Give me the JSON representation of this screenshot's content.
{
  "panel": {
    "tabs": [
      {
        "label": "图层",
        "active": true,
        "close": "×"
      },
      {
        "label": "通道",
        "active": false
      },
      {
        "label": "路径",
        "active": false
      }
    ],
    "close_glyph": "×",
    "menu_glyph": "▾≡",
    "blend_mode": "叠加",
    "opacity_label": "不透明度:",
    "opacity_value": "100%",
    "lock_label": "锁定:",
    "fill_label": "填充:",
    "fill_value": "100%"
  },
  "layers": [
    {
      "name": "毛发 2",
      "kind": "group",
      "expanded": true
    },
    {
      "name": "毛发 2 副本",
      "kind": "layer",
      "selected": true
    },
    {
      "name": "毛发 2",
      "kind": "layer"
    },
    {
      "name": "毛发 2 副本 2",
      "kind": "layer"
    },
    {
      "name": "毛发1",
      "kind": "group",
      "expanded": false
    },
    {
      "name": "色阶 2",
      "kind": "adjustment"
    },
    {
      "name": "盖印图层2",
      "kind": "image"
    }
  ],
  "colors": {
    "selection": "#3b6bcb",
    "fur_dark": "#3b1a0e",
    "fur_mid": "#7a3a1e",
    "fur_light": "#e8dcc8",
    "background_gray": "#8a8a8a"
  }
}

————————

** CHALLENGE **
Pull out all lines containing "true".

** EXERCISE OUTPUT **
        "active": true,
      "expanded": true
      "selected": true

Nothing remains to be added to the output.